- THE REQUEST: Copy each line of the listing below exactly.
++++++
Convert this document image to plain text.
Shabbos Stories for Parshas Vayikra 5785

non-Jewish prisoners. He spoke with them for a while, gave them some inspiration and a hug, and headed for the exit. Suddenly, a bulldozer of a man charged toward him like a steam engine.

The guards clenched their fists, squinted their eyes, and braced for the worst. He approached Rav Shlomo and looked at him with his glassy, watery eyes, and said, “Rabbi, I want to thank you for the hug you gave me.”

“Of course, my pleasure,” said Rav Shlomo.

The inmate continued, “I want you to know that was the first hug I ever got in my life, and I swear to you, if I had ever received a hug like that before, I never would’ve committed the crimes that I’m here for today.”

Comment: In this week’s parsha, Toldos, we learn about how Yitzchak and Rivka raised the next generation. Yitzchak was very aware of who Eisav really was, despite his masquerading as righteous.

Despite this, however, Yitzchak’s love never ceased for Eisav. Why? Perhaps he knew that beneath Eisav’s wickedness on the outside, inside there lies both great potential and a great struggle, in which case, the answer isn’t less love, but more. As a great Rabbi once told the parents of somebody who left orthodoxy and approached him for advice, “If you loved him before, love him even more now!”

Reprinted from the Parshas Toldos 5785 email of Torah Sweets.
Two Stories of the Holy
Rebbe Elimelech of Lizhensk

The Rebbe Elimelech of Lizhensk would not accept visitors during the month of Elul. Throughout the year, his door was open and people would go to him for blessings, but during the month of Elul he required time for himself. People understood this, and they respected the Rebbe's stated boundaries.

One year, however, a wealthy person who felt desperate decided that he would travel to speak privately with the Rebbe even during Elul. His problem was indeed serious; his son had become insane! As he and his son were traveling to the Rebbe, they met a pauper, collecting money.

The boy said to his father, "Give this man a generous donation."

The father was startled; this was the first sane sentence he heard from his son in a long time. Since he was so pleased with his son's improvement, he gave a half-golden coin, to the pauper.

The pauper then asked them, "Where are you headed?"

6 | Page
++++++
- FINISHED EXERCISE:
Convert this document image to plain text.
Shabbos Stories for Parshas Vayikra 5785

non-Jewish prisoners. He spoke with them for a while, gave them some inspiration and a hug, and headed for the exit. Suddenly, a bulldozer of a man charged toward him like a steam engine.

The guards clenched their fists, squinted their eyes, and braced for the worst. He approached Rav Shlomo and looked at him with his glassy, watery eyes, and said, “Rabbi, I want to thank you for the hug you gave me.”

“Of course, my pleasure,” said Rav Shlomo.

The inmate continued, “I want you to know that was the first hug I ever got in my life, and I swear to you, if I had ever received a hug like that before, I never would’ve committed the crimes that I’m here for today.”

Comment: In this week’s parsha, Toldos, we learn about how Yitzchak and Rivka raised the next generation. Yitzchak was very aware of who Eisav really was, despite his masquerading as righteous.

Despite this, however, Yitzchak’s love never ceased for Eisav. Why? Perhaps he knew that beneath Eisav’s wickedness on the outside, inside there lies both great potential and a great struggle, in which case, the answer isn’t less love, but more. As a great Rabbi once told the parents of somebody who left orthodoxy and approached him for advice, “If you loved him before, love him even more now!”

Reprinted from the Parshas Toldos 5785 email of Torah Sweets.
Two Stories of the Holy
Rebbe Elimelech of Lizhensk

The Rebbe Elimelech of Lizhensk would not accept visitors during the month of Elul. Throughout the year, his door was open and people would go to him for blessings, but during the month of Elul he required time for himself. People understood this, and they respected the Rebbe's stated boundaries.

One year, however, a wealthy person who felt desperate decided that he would travel to speak privately with the Rebbe even during Elul. His problem was indeed serious; his son had become insane! As he and his son were traveling to the Rebbe, they met a pauper, collecting money.

The boy said to his father, "Give this man a generous donation."

The father was startled; this was the first sane sentence he heard from his son in a long time. Since he was so pleased with his son's improvement, he gave a half-golden coin, to the pauper.

The pauper then asked them, "Where are you headed?"

6 | Page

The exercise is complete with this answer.